→ **PAGE EXTRACT**
Liquidity and Capital Resources
As of June 30, 1998, the Company had working capital of
$89,786,000 compared to $71,621,000 at June 30, 1997.
Total short-term borrowings, including current
maturities of long-term debt, were $500,000 at June 30,
1998 compared to $602,000 at June 30, 1997. The total
current maturities of long-term debt at June 30, 1998
represents current maturities of outstanding Industrial
Revenue Bonds. Long-term debt less current maturities was
$48,341,000 at June 30, 1998 and $38,754,000 at June 30,
1997. The increase in outstanding debt at June 30, 1998
compared to the same period of 1997 is due to the
utilization of the revolving line of credit by the Company's
captive finance subsidiary and due to the purchase of
Kolberg-Pioneer, Inc. in December 1997 and for working
capital needs. During the third quarter of 1998, the
Company plans to convert $9,000,000 of the outstanding
credit line related to the acquisition of Kolberg-Pioneer,
Inc. to industrial revenue bonds.
MANAGEMENT'S DISCUSSION AND ANALYSIS OF FINANCIAL CONDITION
AND RESULTS OF OPERATION - CONT.
On June 30, 1998, approximately $11,000,000 cash was
received for the sale of finance leases. Due to timing of
the receipt of these funds, the outstanding line of credit
could not be reduced until July 1998. In addition, on June
30, 1998, approximately $7,000,000 of cash was received in
the normal course of business that could not be applied to
the outstanding line of credit until July 1998.
Capital expenditures in 1998 for plant expansion and
for further modernization of the Company's manufacturing
processes, are expected to approach $10,000,000. The
Company expects to finance these expenditures using
internally generated funds. Capital expenditures for the
six months ended June 30, 1998 were $8,037,000.
The Company has an unsecured revolving credit loan
agreement with First Chicago NBD. The line of credit is
$70,000,000. This credit facility expires November 22,
2002. At June 30, 1998, $36,841,000 of the line of credit
was utilized. Principal covenants under the First Chicago
credit agreement include ( i ) the maintenance of certain
levels of net worth and compliance with certain net worth,
leverage and interest coverage ratios, (ii) a limitation on
capital expenditures and rental expense, (iii) a prohibition
against dividends, and (iv) a prohibition on large
acquisitions except upon the consent of the lenders.

→ **SUPPLIED DATA**
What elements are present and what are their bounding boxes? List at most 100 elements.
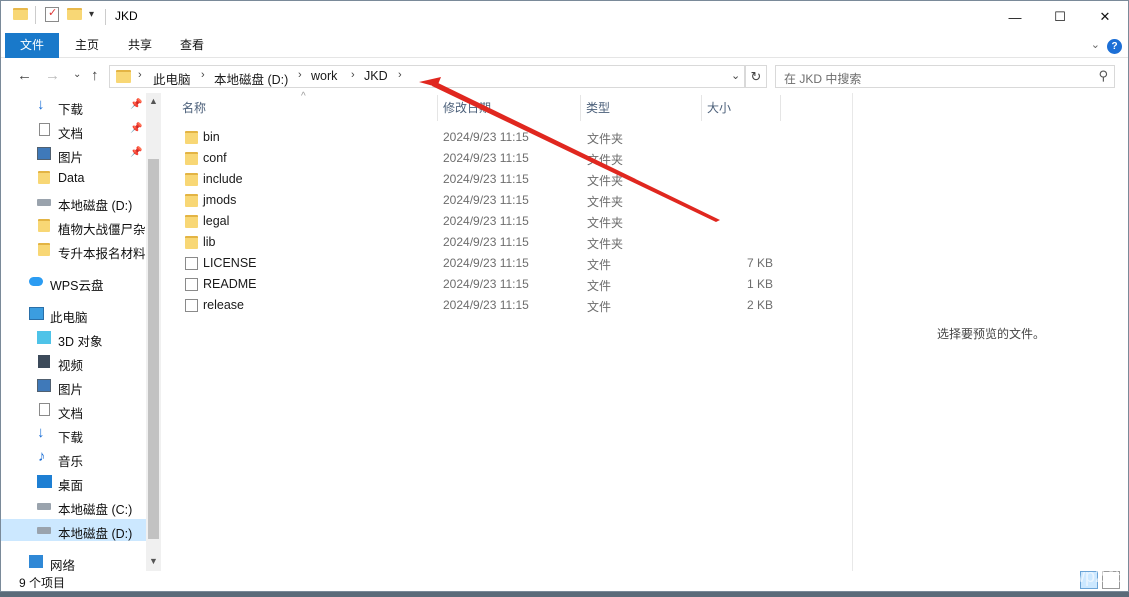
breadcrumb-this-pc[interactable]: 此电脑: [153, 69, 191, 88]
sidebar-item-videos[interactable]: 视频: [1, 351, 146, 373]
scroll-down-icon[interactable]: ▼: [149, 556, 158, 566]
minimize-button[interactable]: —: [992, 1, 1038, 33]
address-bar[interactable]: › 此电脑 › 本地磁盘 (D:) › work › JKD ›: [109, 65, 745, 88]
folder-icon: [185, 194, 198, 207]
column-divider[interactable]: [437, 95, 438, 121]
sidebar-item-label: 网络: [50, 559, 76, 571]
sidebar-item-downloads[interactable]: ↓ 下载 📌: [1, 95, 146, 117]
breadcrumb-drive-d[interactable]: 本地磁盘 (D:): [214, 69, 288, 88]
tab-home[interactable]: 主页: [63, 33, 111, 58]
file-row[interactable]: legal 2024/9/23 11:15 文件夹: [179, 211, 779, 232]
file-name: release: [203, 298, 244, 312]
sidebar-item-label: WPS云盘: [50, 279, 104, 293]
file-name: include: [203, 172, 243, 186]
breadcrumb-work[interactable]: work: [311, 69, 337, 83]
customize-toolbar-icon[interactable]: ▾: [89, 9, 94, 20]
sidebar-item-desktop[interactable]: 桌面: [1, 471, 146, 493]
tab-file[interactable]: 文件: [5, 33, 59, 58]
file-name: conf: [203, 151, 227, 165]
file-type: 文件: [587, 279, 612, 293]
sidebar-item-pictures-pc[interactable]: 图片: [1, 375, 146, 397]
column-header-size[interactable]: 大小: [707, 99, 731, 116]
expand-ribbon-icon[interactable]: ⌄: [1091, 38, 1100, 51]
folder-icon: [185, 236, 198, 249]
maximize-button[interactable]: ☐: [1037, 1, 1083, 33]
column-header-name[interactable]: 名称: [182, 99, 206, 116]
refresh-button[interactable]: ↻: [745, 65, 767, 88]
file-row[interactable]: jmods 2024/9/23 11:15 文件夹: [179, 190, 779, 211]
pictures-icon: [37, 147, 51, 160]
folder-icon: [38, 171, 50, 184]
column-header-type[interactable]: 类型: [586, 99, 610, 116]
file-name: jmods: [203, 193, 237, 207]
scroll-up-icon[interactable]: ▲: [149, 96, 158, 106]
back-button[interactable]: ←: [17, 67, 32, 84]
help-icon[interactable]: ?: [1107, 39, 1122, 54]
file-name: README: [203, 277, 257, 291]
sidebar-item-3d-objects[interactable]: 3D 对象: [1, 327, 146, 349]
sidebar-item-label: 音乐: [58, 455, 84, 469]
file-row[interactable]: bin 2024/9/23 11:15 文件夹: [179, 127, 779, 148]
search-icon[interactable]: ⚲: [1098, 68, 1108, 84]
document-icon: [39, 123, 50, 136]
sidebar-item-network[interactable]: 网络: [1, 551, 146, 571]
file-row[interactable]: LICENSE 2024/9/23 11:15 文件 7 KB: [179, 253, 779, 274]
file-row[interactable]: conf 2024/9/23 11:15 文件夹: [179, 148, 779, 169]
file-size: 1 KB: [746, 277, 773, 291]
search-placeholder[interactable]: 在 JKD 中搜索: [784, 70, 861, 87]
sidebar-item-label: 下载: [58, 103, 84, 117]
sidebar-item-this-pc[interactable]: 此电脑: [1, 303, 146, 325]
properties-icon[interactable]: ✓: [45, 7, 59, 22]
file-type: 文件: [587, 258, 612, 272]
column-divider[interactable]: [780, 95, 781, 121]
sidebar-item-documents[interactable]: 文档 📌: [1, 119, 146, 141]
file-date: 2024/9/23 11:15: [443, 256, 529, 270]
file-row[interactable]: include 2024/9/23 11:15 文件夹: [179, 169, 779, 190]
breadcrumb-separator: ›: [201, 69, 205, 81]
new-folder-icon[interactable]: [67, 8, 82, 20]
tab-view[interactable]: 查看: [168, 33, 216, 58]
sidebar-item-pictures[interactable]: 图片 📌: [1, 143, 146, 165]
navigation-pane: ↓ 下载 📌 文档 📌 图片 📌 Data 本地磁盘 (D:) 植物大战僵尸杂: [1, 93, 161, 571]
sidebar-item-drive-c[interactable]: 本地磁盘 (C:): [1, 495, 146, 517]
column-divider[interactable]: [580, 95, 581, 121]
sidebar-item-drive-d[interactable]: 本地磁盘 (D:): [1, 519, 146, 541]
sidebar-item-drive-d-quick[interactable]: 本地磁盘 (D:): [1, 191, 146, 213]
search-box[interactable]: 在 JKD 中搜索 ⚲: [775, 65, 1115, 88]
tab-share[interactable]: 共享: [116, 33, 164, 58]
column-header-date[interactable]: 修改日期: [443, 99, 491, 116]
sidebar-item-materials[interactable]: 专升本报名材料: [1, 239, 146, 261]
sidebar-item-data[interactable]: Data: [1, 167, 146, 189]
sidebar-item-wps-cloud[interactable]: WPS云盘: [1, 271, 146, 293]
document-icon: [39, 403, 50, 416]
scrollbar-thumb[interactable]: [148, 159, 159, 539]
forward-button[interactable]: →: [45, 67, 60, 84]
file-row[interactable]: README 2024/9/23 11:15 文件 1 KB: [179, 274, 779, 295]
address-dropdown-icon[interactable]: ⌄: [731, 69, 740, 82]
close-button[interactable]: ✕: [1082, 1, 1128, 33]
folder-icon: [185, 131, 198, 144]
sidebar-item-music[interactable]: ♪ 音乐: [1, 447, 146, 469]
up-button[interactable]: ↑: [91, 67, 99, 84]
column-divider[interactable]: [701, 95, 702, 121]
preview-message: 选择要预览的文件。: [937, 327, 1046, 341]
breadcrumb-jkd[interactable]: JKD: [364, 69, 388, 83]
file-row[interactable]: lib 2024/9/23 11:15 文件夹: [179, 232, 779, 253]
sidebar-scrollbar[interactable]: ▲ ▼: [146, 93, 161, 571]
download-icon: ↓: [37, 96, 45, 113]
sidebar-item-label: 下载: [58, 431, 84, 445]
sidebar-item-documents-pc[interactable]: 文档: [1, 399, 146, 421]
folder-icon: [185, 215, 198, 228]
sidebar-item-downloads-pc[interactable]: ↓ 下载: [1, 423, 146, 445]
folder-icon: [185, 152, 198, 165]
file-name: bin: [203, 130, 220, 144]
status-bar: 9 个项目: [1, 571, 1128, 593]
sidebar-item-pvz[interactable]: 植物大战僵尸杂: [1, 215, 146, 237]
file-date: 2024/9/23 11:15: [443, 277, 529, 291]
file-row[interactable]: release 2024/9/23 11:15 文件 2 KB: [179, 295, 779, 316]
sidebar-item-label: 图片: [58, 383, 84, 397]
recent-locations-icon[interactable]: ⌄: [73, 69, 81, 80]
folder-icon: [185, 173, 198, 186]
sidebar-item-label: 本地磁盘 (D:): [58, 199, 133, 213]
file-date: 2024/9/23 11:15: [443, 130, 529, 144]
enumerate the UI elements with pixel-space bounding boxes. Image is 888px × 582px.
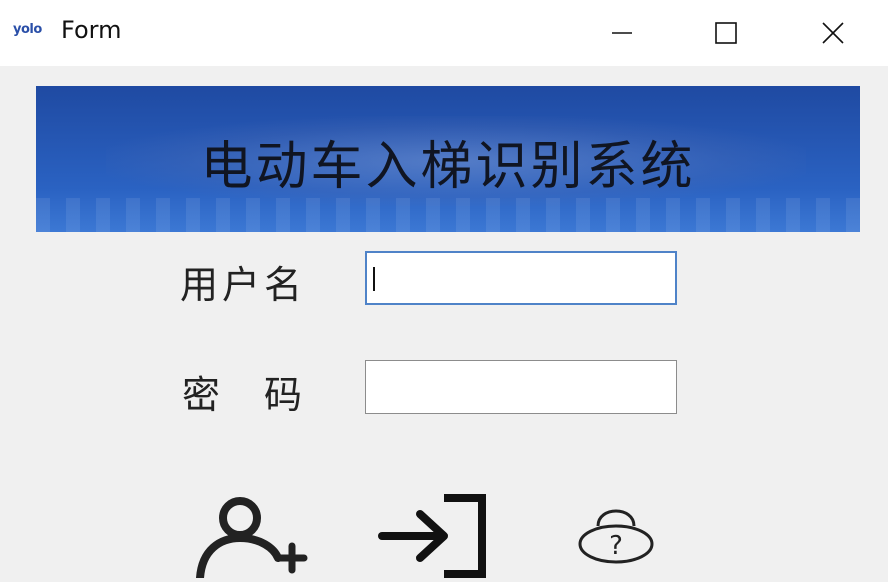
minimize-button[interactable] — [570, 0, 674, 66]
text-caret — [373, 267, 375, 291]
username-label: 用户名 — [180, 263, 307, 307]
close-icon — [822, 22, 844, 44]
password-input[interactable] — [365, 360, 677, 414]
forgot-password-lock-icon: ? — [578, 509, 654, 564]
header-banner: 电动车入梯识别系统 — [36, 86, 860, 232]
maximize-button[interactable] — [674, 0, 778, 66]
login-icon — [378, 494, 486, 578]
password-label: 密码 — [182, 373, 347, 417]
window-title: Form — [61, 16, 122, 44]
app-logo-icon: yolo — [13, 22, 42, 37]
add-user-icon — [196, 497, 308, 582]
close-button[interactable] — [778, 0, 888, 66]
register-button[interactable] — [192, 494, 316, 582]
svg-text:?: ? — [609, 531, 623, 561]
forgot-password-button[interactable]: ? — [576, 500, 660, 570]
banner-decoration — [36, 198, 860, 232]
title-bar: yolo Form — [0, 0, 888, 66]
maximize-icon — [715, 22, 737, 44]
minimize-icon — [612, 32, 632, 34]
login-button[interactable] — [378, 492, 492, 582]
system-title: 电动车入梯识别系统 — [200, 137, 696, 197]
username-input[interactable] — [365, 251, 677, 305]
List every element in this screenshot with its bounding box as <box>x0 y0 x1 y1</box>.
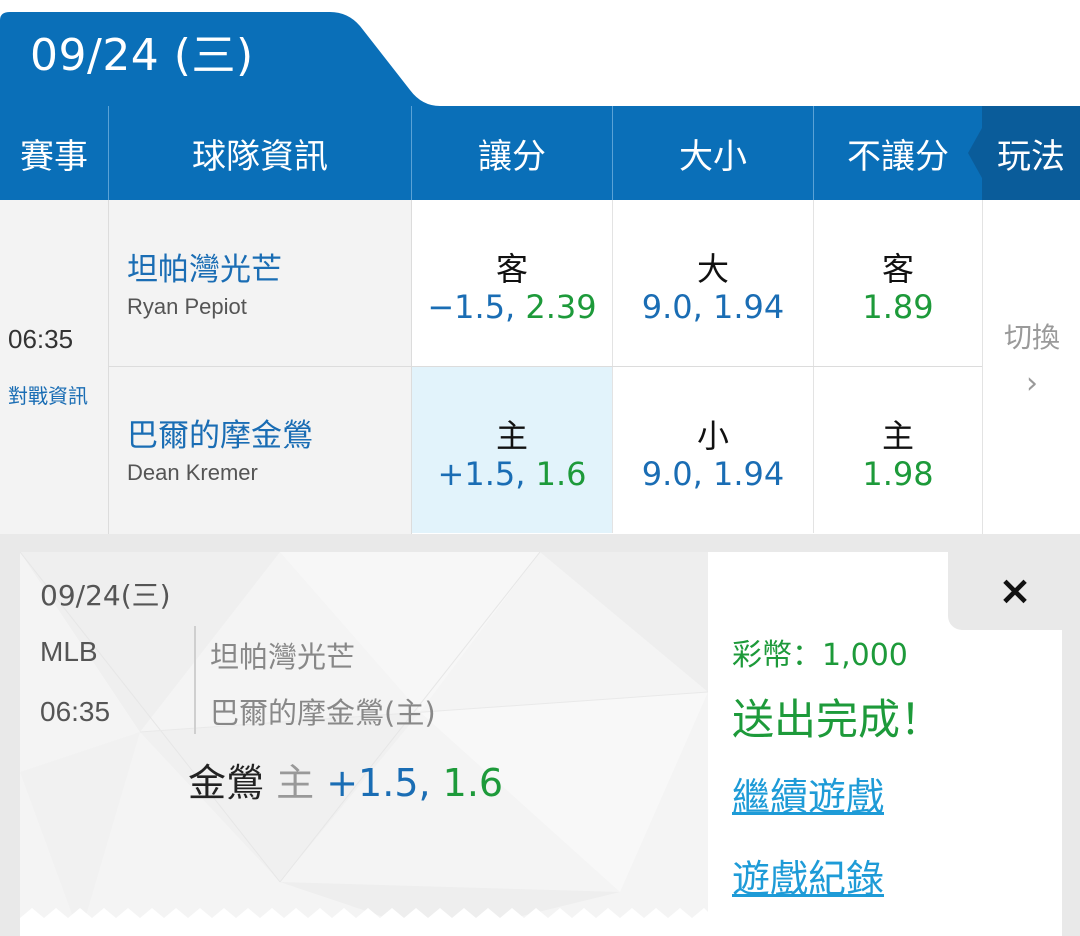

→ **AIM OF THE TASK**
Quote the liquidity and capital resources passage word for word, starting at "On June 30, 1998, approximately" and ending at "credit until July 1998.".

→ **FULL ANSWER**
On June 30, 1998, approximately $11,000,000 cash was
received for the sale of finance leases. Due to timing of
the receipt of these funds, the outstanding line of credit
could not be reduced until July 1998. In addition, on June
30, 1998, approximately $7,000,000 of cash was received in
the normal course of business that could not be applied to
the outstanding line of credit until July 1998.